● **Problem description**: Omit any picture, and return the remaining data exactly as written.
>> START Task material
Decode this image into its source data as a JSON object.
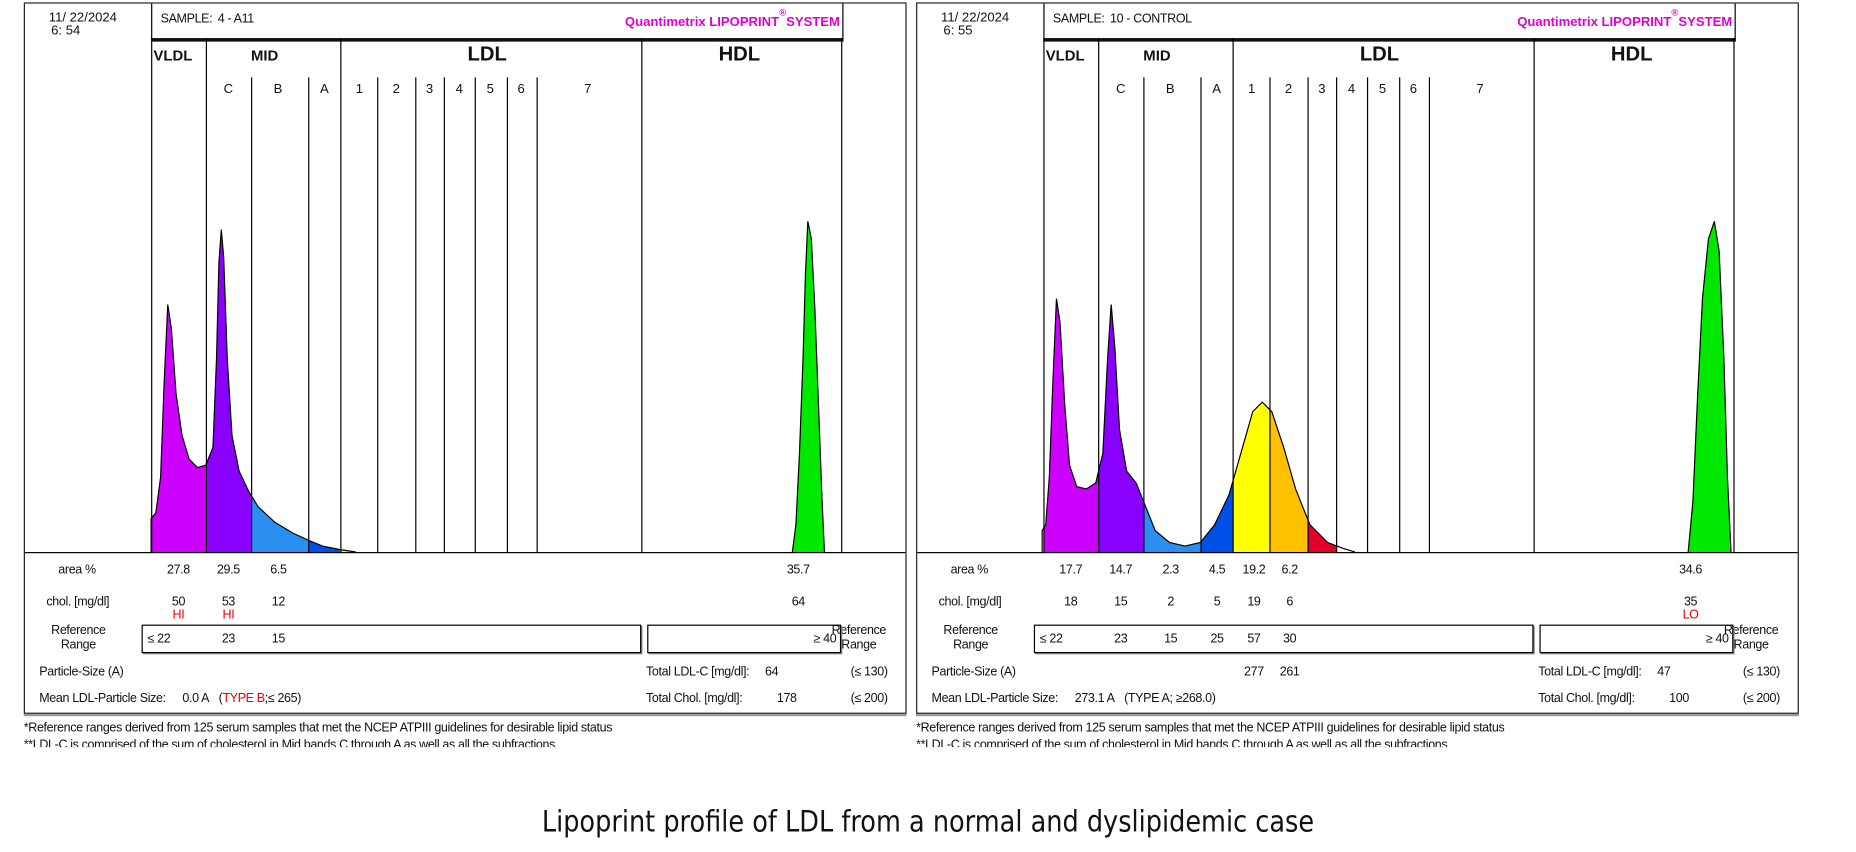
{
  "caption": "Lipoprint profile of LDL from a normal and dyslipidemic case",
  "footnotes": [
    "*Reference ranges derived from 125 serum samples that met the NCEP ATPIII guidelines for desirable lipid status",
    "**LDL-C is comprised of the sum of cholesterol in Mid bands C through A as well as all the subfractions"
  ],
  "labels": {
    "sample": "SAMPLE:",
    "brand": "Quantimetrix LIPOPRINT",
    "brand_mark": "®",
    "brand_suffix": "SYSTEM",
    "classes": [
      "VLDL",
      "MID",
      "LDL",
      "HDL"
    ],
    "subclasses": [
      "C",
      "B",
      "A",
      "1",
      "2",
      "3",
      "4",
      "5",
      "6",
      "7"
    ],
    "area": "area %",
    "chol": "chol. [mg/dl]",
    "reference_range": [
      "Reference",
      "Range"
    ],
    "particle_size": "Particle-Size (A)",
    "mean_size": "Mean LDL-Particle Size:",
    "total_ldl": "Total LDL-C [mg/dl]:",
    "total_chol": "Total Chol. [mg/dl]:"
  },
  "colors": {
    "VLDL": "#cc00ff",
    "C": "#8a00ff",
    "B": "#2a8ff0",
    "A": "#0050e8",
    "1": "#ffff00",
    "2": "#ffc000",
    "3": "#e0002a",
    "HDL": "#00e800",
    "brand": "#e000d0",
    "flag": "#ee0000"
  },
  "chart_data": [
    {
      "type": "area",
      "date": "11/ 22/2024",
      "time": "6: 54",
      "sample": "4 - A11",
      "bands": [
        "VLDL",
        "C",
        "B",
        "A",
        "1",
        "2",
        "3",
        "4",
        "5",
        "6",
        "7",
        "HDL"
      ],
      "area_percent": [
        27.8,
        29.5,
        6.5,
        null,
        null,
        null,
        null,
        null,
        null,
        null,
        null,
        35.7
      ],
      "chol_mg_dl": [
        50,
        53,
        12,
        null,
        null,
        null,
        null,
        null,
        null,
        null,
        null,
        64
      ],
      "flags": [
        "HI",
        "HI",
        null,
        null,
        null,
        null,
        null,
        null,
        null,
        null,
        null,
        null
      ],
      "reference_range": [
        "≤ 22",
        "23",
        "15",
        null,
        null,
        null,
        null,
        null,
        null,
        null,
        null,
        "≥ 40"
      ],
      "particle_size": [
        null,
        null,
        null,
        null,
        null,
        null,
        null,
        null,
        null,
        null,
        null,
        null
      ],
      "mean_size": "0.0 A",
      "type_label": "TYPE B",
      "type_range": ";≤ 265)",
      "type_flagged": true,
      "total_ldl_c": "64",
      "total_ldl_c_ref": "(≤ 130)",
      "total_chol": "178",
      "total_chol_ref": "(≤ 200)"
    },
    {
      "type": "area",
      "date": "11/ 22/2024",
      "time": "6: 55",
      "sample": "10 - CONTROL",
      "bands": [
        "VLDL",
        "C",
        "B",
        "A",
        "1",
        "2",
        "3",
        "4",
        "5",
        "6",
        "7",
        "HDL"
      ],
      "area_percent": [
        17.7,
        14.7,
        2.3,
        4.5,
        19.2,
        6.2,
        null,
        null,
        null,
        null,
        null,
        34.6
      ],
      "chol_mg_dl": [
        18,
        15,
        2,
        5,
        19,
        6,
        null,
        null,
        null,
        null,
        null,
        35
      ],
      "flags": [
        null,
        null,
        null,
        null,
        null,
        null,
        null,
        null,
        null,
        null,
        null,
        "LO"
      ],
      "reference_range": [
        "≤ 22",
        "23",
        "15",
        "25",
        "57",
        "30",
        null,
        null,
        null,
        null,
        null,
        "≥ 40"
      ],
      "particle_size": [
        null,
        null,
        null,
        null,
        277,
        261,
        null,
        null,
        null,
        null,
        null,
        null
      ],
      "mean_size": "273.1 A",
      "type_label": "TYPE A",
      "type_range": "; ≥268.0)",
      "type_flagged": false,
      "total_ldl_c": "47",
      "total_ldl_c_ref": "(≤ 130)",
      "total_chol": "100",
      "total_chol_ref": "(≤ 200)"
    }
  ]
}
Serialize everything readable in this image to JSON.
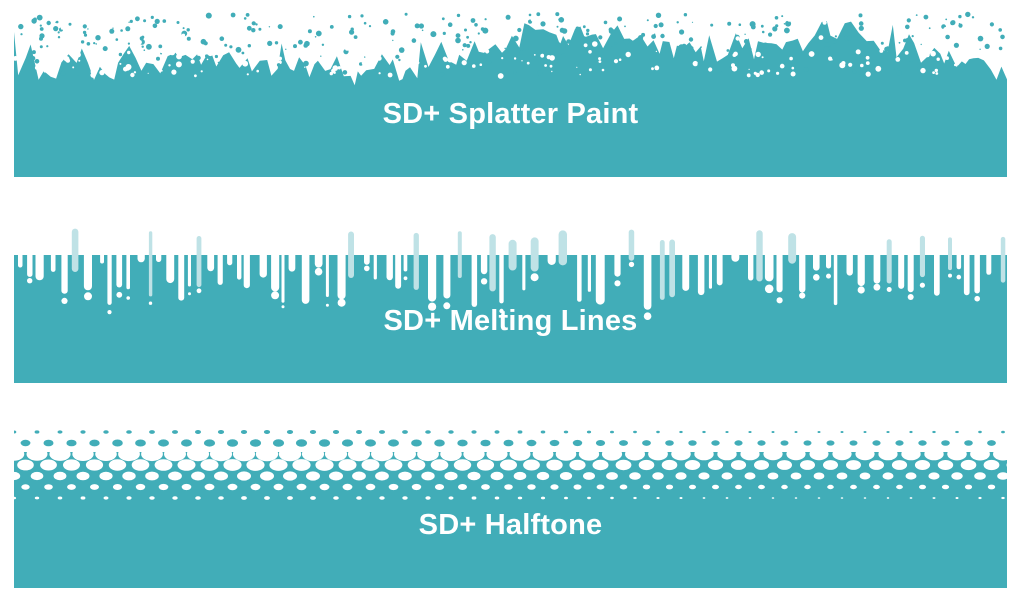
>> END Task material
● **Task solution**:
Decode this image into its source data as a JSON object.
{
  "caption": "Lipoprint profile of LDL from a normal and dyslipidemic case",
  "footnotes": [
    "*Reference ranges derived from 125 serum samples that met the NCEP ATPIII guidelines for desirable lipid status",
    "**LDL-C is comprised of the sum of cholesterol in Mid bands C through A as well as all the subfractions"
  ],
  "labels": {
    "sample": "SAMPLE:",
    "brand": "Quantimetrix LIPOPRINT",
    "brand_mark": "®",
    "brand_suffix": "SYSTEM",
    "classes": [
      "VLDL",
      "MID",
      "LDL",
      "HDL"
    ],
    "subclasses": [
      "C",
      "B",
      "A",
      "1",
      "2",
      "3",
      "4",
      "5",
      "6",
      "7"
    ],
    "area": "area %",
    "chol": "chol. [mg/dl]",
    "reference_range": [
      "Reference",
      "Range"
    ],
    "particle_size": "Particle-Size (A)",
    "mean_size": "Mean LDL-Particle Size:",
    "total_ldl": "Total LDL-C [mg/dl]:",
    "total_chol": "Total Chol. [mg/dl]:"
  },
  "colors": {
    "VLDL": "#cc00ff",
    "C": "#8a00ff",
    "B": "#2a8ff0",
    "A": "#0050e8",
    "1": "#ffff00",
    "2": "#ffc000",
    "3": "#e0002a",
    "HDL": "#00e800",
    "brand": "#e000d0",
    "flag": "#ee0000"
  },
  "chart_data": [
    {
      "type": "area",
      "date": "11/ 22/2024",
      "time": "6: 54",
      "sample": "4 - A11",
      "bands": [
        "VLDL",
        "C",
        "B",
        "A",
        "1",
        "2",
        "3",
        "4",
        "5",
        "6",
        "7",
        "HDL"
      ],
      "area_percent": [
        27.8,
        29.5,
        6.5,
        null,
        null,
        null,
        null,
        null,
        null,
        null,
        null,
        35.7
      ],
      "chol_mg_dl": [
        50,
        53,
        12,
        null,
        null,
        null,
        null,
        null,
        null,
        null,
        null,
        64
      ],
      "flags": [
        "HI",
        "HI",
        null,
        null,
        null,
        null,
        null,
        null,
        null,
        null,
        null,
        null
      ],
      "reference_range": [
        "≤ 22",
        "23",
        "15",
        null,
        null,
        null,
        null,
        null,
        null,
        null,
        null,
        "≥ 40"
      ],
      "particle_size": [
        null,
        null,
        null,
        null,
        null,
        null,
        null,
        null,
        null,
        null,
        null,
        null
      ],
      "mean_size": "0.0 A",
      "type_label": "TYPE B",
      "type_range": ";≤ 265)",
      "type_flagged": true,
      "total_ldl_c": "64",
      "total_ldl_c_ref": "(≤ 130)",
      "total_chol": "178",
      "total_chol_ref": "(≤ 200)"
    },
    {
      "type": "area",
      "date": "11/ 22/2024",
      "time": "6: 55",
      "sample": "10 - CONTROL",
      "bands": [
        "VLDL",
        "C",
        "B",
        "A",
        "1",
        "2",
        "3",
        "4",
        "5",
        "6",
        "7",
        "HDL"
      ],
      "area_percent": [
        17.7,
        14.7,
        2.3,
        4.5,
        19.2,
        6.2,
        null,
        null,
        null,
        null,
        null,
        34.6
      ],
      "chol_mg_dl": [
        18,
        15,
        2,
        5,
        19,
        6,
        null,
        null,
        null,
        null,
        null,
        35
      ],
      "flags": [
        null,
        null,
        null,
        null,
        null,
        null,
        null,
        null,
        null,
        null,
        null,
        "LO"
      ],
      "reference_range": [
        "≤ 22",
        "23",
        "15",
        "25",
        "57",
        "30",
        null,
        null,
        null,
        null,
        null,
        "≥ 40"
      ],
      "particle_size": [
        null,
        null,
        null,
        null,
        277,
        261,
        null,
        null,
        null,
        null,
        null,
        null
      ],
      "mean_size": "273.1 A",
      "type_label": "TYPE A",
      "type_range": "; ≥268.0)",
      "type_flagged": false,
      "total_ldl_c": "47",
      "total_ldl_c_ref": "(≤ 130)",
      "total_chol": "100",
      "total_chol_ref": "(≤ 200)"
    }
  ]
}
Serialize everything readable in this image to JSON.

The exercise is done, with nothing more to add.